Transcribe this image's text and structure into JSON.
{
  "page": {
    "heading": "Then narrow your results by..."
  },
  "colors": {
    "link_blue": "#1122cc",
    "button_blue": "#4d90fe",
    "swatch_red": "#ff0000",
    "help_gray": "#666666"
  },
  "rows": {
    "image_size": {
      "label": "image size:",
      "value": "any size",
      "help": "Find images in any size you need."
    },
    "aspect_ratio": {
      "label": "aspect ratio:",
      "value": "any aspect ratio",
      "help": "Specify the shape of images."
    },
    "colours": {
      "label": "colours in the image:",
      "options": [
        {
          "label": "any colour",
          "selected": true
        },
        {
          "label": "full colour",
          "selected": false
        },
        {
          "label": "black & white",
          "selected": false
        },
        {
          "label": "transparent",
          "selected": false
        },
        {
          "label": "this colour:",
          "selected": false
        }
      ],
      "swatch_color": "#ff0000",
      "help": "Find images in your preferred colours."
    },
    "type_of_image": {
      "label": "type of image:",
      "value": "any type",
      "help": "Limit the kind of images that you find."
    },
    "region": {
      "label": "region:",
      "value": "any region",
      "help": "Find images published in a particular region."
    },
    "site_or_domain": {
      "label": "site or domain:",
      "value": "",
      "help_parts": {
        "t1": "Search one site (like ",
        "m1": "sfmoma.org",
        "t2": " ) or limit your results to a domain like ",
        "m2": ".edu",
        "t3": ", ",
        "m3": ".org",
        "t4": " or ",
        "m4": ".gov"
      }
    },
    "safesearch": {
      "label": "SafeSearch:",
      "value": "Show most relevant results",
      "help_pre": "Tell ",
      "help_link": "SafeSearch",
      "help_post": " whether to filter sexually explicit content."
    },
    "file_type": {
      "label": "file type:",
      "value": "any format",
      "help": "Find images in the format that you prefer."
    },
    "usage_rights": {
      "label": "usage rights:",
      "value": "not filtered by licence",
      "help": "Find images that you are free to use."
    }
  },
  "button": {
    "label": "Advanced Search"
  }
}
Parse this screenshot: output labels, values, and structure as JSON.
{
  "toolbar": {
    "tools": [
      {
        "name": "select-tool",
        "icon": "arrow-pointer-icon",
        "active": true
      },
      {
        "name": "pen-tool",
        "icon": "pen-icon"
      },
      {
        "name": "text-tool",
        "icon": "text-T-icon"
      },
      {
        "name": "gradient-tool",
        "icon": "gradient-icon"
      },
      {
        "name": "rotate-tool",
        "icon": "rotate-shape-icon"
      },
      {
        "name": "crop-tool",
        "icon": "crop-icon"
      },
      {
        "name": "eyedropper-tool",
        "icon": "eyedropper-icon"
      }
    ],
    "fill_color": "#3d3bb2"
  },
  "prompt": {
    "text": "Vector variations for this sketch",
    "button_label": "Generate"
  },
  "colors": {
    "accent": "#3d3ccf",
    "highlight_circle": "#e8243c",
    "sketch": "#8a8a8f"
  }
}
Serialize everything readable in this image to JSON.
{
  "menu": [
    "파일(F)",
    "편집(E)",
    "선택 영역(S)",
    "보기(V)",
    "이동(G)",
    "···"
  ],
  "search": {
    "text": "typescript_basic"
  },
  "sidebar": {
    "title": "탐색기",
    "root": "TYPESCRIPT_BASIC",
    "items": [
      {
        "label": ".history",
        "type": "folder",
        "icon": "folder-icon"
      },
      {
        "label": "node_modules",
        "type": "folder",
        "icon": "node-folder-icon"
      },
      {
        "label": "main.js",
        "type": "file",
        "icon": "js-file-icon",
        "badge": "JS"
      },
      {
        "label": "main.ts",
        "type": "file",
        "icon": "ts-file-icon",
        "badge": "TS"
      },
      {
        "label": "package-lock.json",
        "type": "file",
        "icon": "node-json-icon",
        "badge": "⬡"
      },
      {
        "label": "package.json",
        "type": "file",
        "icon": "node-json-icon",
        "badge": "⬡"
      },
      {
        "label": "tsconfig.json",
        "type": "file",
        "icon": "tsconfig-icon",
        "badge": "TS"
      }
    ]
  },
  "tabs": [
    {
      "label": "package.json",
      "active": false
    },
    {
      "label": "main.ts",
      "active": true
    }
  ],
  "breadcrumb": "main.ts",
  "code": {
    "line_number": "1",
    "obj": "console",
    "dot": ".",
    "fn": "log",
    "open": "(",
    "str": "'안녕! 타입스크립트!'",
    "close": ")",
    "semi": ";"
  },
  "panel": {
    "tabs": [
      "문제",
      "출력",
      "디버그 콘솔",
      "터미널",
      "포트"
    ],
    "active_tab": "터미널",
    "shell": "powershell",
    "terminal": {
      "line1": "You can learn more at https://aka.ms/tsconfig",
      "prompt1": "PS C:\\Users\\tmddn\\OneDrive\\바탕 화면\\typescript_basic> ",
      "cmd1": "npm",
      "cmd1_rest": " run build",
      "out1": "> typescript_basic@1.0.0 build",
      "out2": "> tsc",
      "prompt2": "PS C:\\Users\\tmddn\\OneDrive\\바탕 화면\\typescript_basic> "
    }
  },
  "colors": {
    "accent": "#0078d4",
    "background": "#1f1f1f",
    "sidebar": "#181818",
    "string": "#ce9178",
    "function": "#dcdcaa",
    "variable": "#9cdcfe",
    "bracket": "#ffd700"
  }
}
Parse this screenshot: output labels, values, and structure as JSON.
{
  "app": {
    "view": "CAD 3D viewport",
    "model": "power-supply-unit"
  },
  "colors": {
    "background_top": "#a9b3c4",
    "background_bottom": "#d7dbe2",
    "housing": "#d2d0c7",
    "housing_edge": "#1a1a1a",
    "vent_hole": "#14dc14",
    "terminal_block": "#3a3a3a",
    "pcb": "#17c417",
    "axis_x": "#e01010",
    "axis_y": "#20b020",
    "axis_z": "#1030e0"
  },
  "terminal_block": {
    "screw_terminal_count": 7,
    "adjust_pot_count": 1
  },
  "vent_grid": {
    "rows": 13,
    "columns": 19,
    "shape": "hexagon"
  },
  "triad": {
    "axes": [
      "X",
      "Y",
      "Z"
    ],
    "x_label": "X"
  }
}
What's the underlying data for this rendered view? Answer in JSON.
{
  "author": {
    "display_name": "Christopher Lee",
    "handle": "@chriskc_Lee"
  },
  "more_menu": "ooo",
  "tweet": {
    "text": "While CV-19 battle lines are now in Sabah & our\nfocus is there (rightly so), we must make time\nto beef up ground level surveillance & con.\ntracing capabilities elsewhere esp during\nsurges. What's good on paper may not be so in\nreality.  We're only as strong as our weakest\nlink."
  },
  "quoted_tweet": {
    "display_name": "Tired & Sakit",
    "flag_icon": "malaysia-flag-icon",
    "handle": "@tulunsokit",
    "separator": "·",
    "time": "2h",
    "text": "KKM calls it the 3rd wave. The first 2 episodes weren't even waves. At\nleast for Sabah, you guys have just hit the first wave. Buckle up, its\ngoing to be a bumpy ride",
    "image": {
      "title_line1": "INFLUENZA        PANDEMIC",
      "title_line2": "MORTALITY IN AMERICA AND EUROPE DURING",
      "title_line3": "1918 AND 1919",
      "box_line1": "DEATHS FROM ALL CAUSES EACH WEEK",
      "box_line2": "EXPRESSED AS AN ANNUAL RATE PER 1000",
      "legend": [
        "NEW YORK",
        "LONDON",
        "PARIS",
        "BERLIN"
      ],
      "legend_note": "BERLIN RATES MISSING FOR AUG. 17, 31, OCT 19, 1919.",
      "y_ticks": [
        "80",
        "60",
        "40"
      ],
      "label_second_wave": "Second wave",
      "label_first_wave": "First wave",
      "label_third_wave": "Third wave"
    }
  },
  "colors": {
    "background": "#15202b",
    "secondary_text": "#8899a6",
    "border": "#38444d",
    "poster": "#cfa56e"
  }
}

◆ DIRECTION: Transcribe all of the material exactly. Omit nothing.

◆ THE COMPLETED TASK:
Transcribe this image's text and structure into JSON.
{
  "page": {
    "heading": "Then narrow your results by..."
  },
  "colors": {
    "link_blue": "#1122cc",
    "button_blue": "#4d90fe",
    "swatch_red": "#ff0000",
    "help_gray": "#666666"
  },
  "rows": {
    "image_size": {
      "label": "image size:",
      "value": "any size",
      "help": "Find images in any size you need."
    },
    "aspect_ratio": {
      "label": "aspect ratio:",
      "value": "any aspect ratio",
      "help": "Specify the shape of images."
    },
    "colours": {
      "label": "colours in the image:",
      "options": [
        {
          "label": "any colour",
          "selected": true
        },
        {
          "label": "full colour",
          "selected": false
        },
        {
          "label": "black & white",
          "selected": false
        },
        {
          "label": "transparent",
          "selected": false
        },
        {
          "label": "this colour:",
          "selected": false
        }
      ],
      "swatch_color": "#ff0000",
      "help": "Find images in your preferred colours."
    },
    "type_of_image": {
      "label": "type of image:",
      "value": "any type",
      "help": "Limit the kind of images that you find."
    },
    "region": {
      "label": "region:",
      "value": "any region",
      "help": "Find images published in a particular region."
    },
    "site_or_domain": {
      "label": "site or domain:",
      "value": "",
      "help_parts": {
        "t1": "Search one site (like ",
        "m1": "sfmoma.org",
        "t2": " ) or limit your results to a domain like ",
        "m2": ".edu",
        "t3": ", ",
        "m3": ".org",
        "t4": " or ",
        "m4": ".gov"
      }
    },
    "safesearch": {
      "label": "SafeSearch:",
      "value": "Show most relevant results",
      "help_pre": "Tell ",
      "help_link": "SafeSearch",
      "help_post": " whether to filter sexually explicit content."
    },
    "file_type": {
      "label": "file type:",
      "value": "any format",
      "help": "Find images in the format that you prefer."
    },
    "usage_rights": {
      "label": "usage rights:",
      "value": "not filtered by licence",
      "help": "Find images that you are free to use."
    }
  },
  "button": {
    "label": "Advanced Search"
  }
}
Parse this screenshot: output labels, values, and structure as JSON.
{
  "toolbar": {
    "tools": [
      {
        "name": "select-tool",
        "icon": "arrow-pointer-icon",
        "active": true
      },
      {
        "name": "pen-tool",
        "icon": "pen-icon"
      },
      {
        "name": "text-tool",
        "icon": "text-T-icon"
      },
      {
        "name": "gradient-tool",
        "icon": "gradient-icon"
      },
      {
        "name": "rotate-tool",
        "icon": "rotate-shape-icon"
      },
      {
        "name": "crop-tool",
        "icon": "crop-icon"
      },
      {
        "name": "eyedropper-tool",
        "icon": "eyedropper-icon"
      }
    ],
    "fill_color": "#3d3bb2"
  },
  "prompt": {
    "text": "Vector variations for this sketch",
    "button_label": "Generate"
  },
  "colors": {
    "accent": "#3d3ccf",
    "highlight_circle": "#e8243c",
    "sketch": "#8a8a8f"
  }
}
Serialize everything readable in this image to JSON.
{
  "menu": [
    "파일(F)",
    "편집(E)",
    "선택 영역(S)",
    "보기(V)",
    "이동(G)",
    "···"
  ],
  "search": {
    "text": "typescript_basic"
  },
  "sidebar": {
    "title": "탐색기",
    "root": "TYPESCRIPT_BASIC",
    "items": [
      {
        "label": ".history",
        "type": "folder",
        "icon": "folder-icon"
      },
      {
        "label": "node_modules",
        "type": "folder",
        "icon": "node-folder-icon"
      },
      {
        "label": "main.js",
        "type": "file",
        "icon": "js-file-icon",
        "badge": "JS"
      },
      {
        "label": "main.ts",
        "type": "file",
        "icon": "ts-file-icon",
        "badge": "TS"
      },
      {
        "label": "package-lock.json",
        "type": "file",
        "icon": "node-json-icon",
        "badge": "⬡"
      },
      {
        "label": "package.json",
        "type": "file",
        "icon": "node-json-icon",
        "badge": "⬡"
      },
      {
        "label": "tsconfig.json",
        "type": "file",
        "icon": "tsconfig-icon",
        "badge": "TS"
      }
    ]
  },
  "tabs": [
    {
      "label": "package.json",
      "active": false
    },
    {
      "label": "main.ts",
      "active": true
    }
  ],
  "breadcrumb": "main.ts",
  "code": {
    "line_number": "1",
    "obj": "console",
    "dot": ".",
    "fn": "log",
    "open": "(",
    "str": "'안녕! 타입스크립트!'",
    "close": ")",
    "semi": ";"
  },
  "panel": {
    "tabs": [
      "문제",
      "출력",
      "디버그 콘솔",
      "터미널",
      "포트"
    ],
    "active_tab": "터미널",
    "shell": "powershell",
    "terminal": {
      "line1": "You can learn more at https://aka.ms/tsconfig",
      "prompt1": "PS C:\\Users\\tmddn\\OneDrive\\바탕 화면\\typescript_basic> ",
      "cmd1": "npm",
      "cmd1_rest": " run build",
      "out1": "> typescript_basic@1.0.0 build",
      "out2": "> tsc",
      "prompt2": "PS C:\\Users\\tmddn\\OneDrive\\바탕 화면\\typescript_basic> "
    }
  },
  "colors": {
    "accent": "#0078d4",
    "background": "#1f1f1f",
    "sidebar": "#181818",
    "string": "#ce9178",
    "function": "#dcdcaa",
    "variable": "#9cdcfe",
    "bracket": "#ffd700"
  }
}
Parse this screenshot: output labels, values, and structure as JSON.
{
  "app": {
    "view": "CAD 3D viewport",
    "model": "power-supply-unit"
  },
  "colors": {
    "background_top": "#a9b3c4",
    "background_bottom": "#d7dbe2",
    "housing": "#d2d0c7",
    "housing_edge": "#1a1a1a",
    "vent_hole": "#14dc14",
    "terminal_block": "#3a3a3a",
    "pcb": "#17c417",
    "axis_x": "#e01010",
    "axis_y": "#20b020",
    "axis_z": "#1030e0"
  },
  "terminal_block": {
    "screw_terminal_count": 7,
    "adjust_pot_count": 1
  },
  "vent_grid": {
    "rows": 13,
    "columns": 19,
    "shape": "hexagon"
  },
  "triad": {
    "axes": [
      "X",
      "Y",
      "Z"
    ],
    "x_label": "X"
  }
}
What's the underlying data for this rendered view? Answer in JSON.
{
  "author": {
    "display_name": "Christopher Lee",
    "handle": "@chriskc_Lee"
  },
  "more_menu": "ooo",
  "tweet": {
    "text": "While CV-19 battle lines are now in Sabah & our\nfocus is there (rightly so), we must make time\nto beef up ground level surveillance & con.\ntracing capabilities elsewhere esp during\nsurges. What's good on paper may not be so in\nreality.  We're only as strong as our weakest\nlink."
  },
  "quoted_tweet": {
    "display_name": "Tired & Sakit",
    "flag_icon": "malaysia-flag-icon",
    "handle": "@tulunsokit",
    "separator": "·",
    "time": "2h",
    "text": "KKM calls it the 3rd wave. The first 2 episodes weren't even waves. At\nleast for Sabah, you guys have just hit the first wave. Buckle up, its\ngoing to be a bumpy ride",
    "image": {
      "title_line1": "INFLUENZA        PANDEMIC",
      "title_line2": "MORTALITY IN AMERICA AND EUROPE DURING",
      "title_line3": "1918 AND 1919",
      "box_line1": "DEATHS FROM ALL CAUSES EACH WEEK",
      "box_line2": "EXPRESSED AS AN ANNUAL RATE PER 1000",
      "legend": [
        "NEW YORK",
        "LONDON",
        "PARIS",
        "BERLIN"
      ],
      "legend_note": "BERLIN RATES MISSING FOR AUG. 17, 31, OCT 19, 1919.",
      "y_ticks": [
        "80",
        "60",
        "40"
      ],
      "label_second_wave": "Second wave",
      "label_first_wave": "First wave",
      "label_third_wave": "Third wave"
    }
  },
  "colors": {
    "background": "#15202b",
    "secondary_text": "#8899a6",
    "border": "#38444d",
    "poster": "#cfa56e"
  }
}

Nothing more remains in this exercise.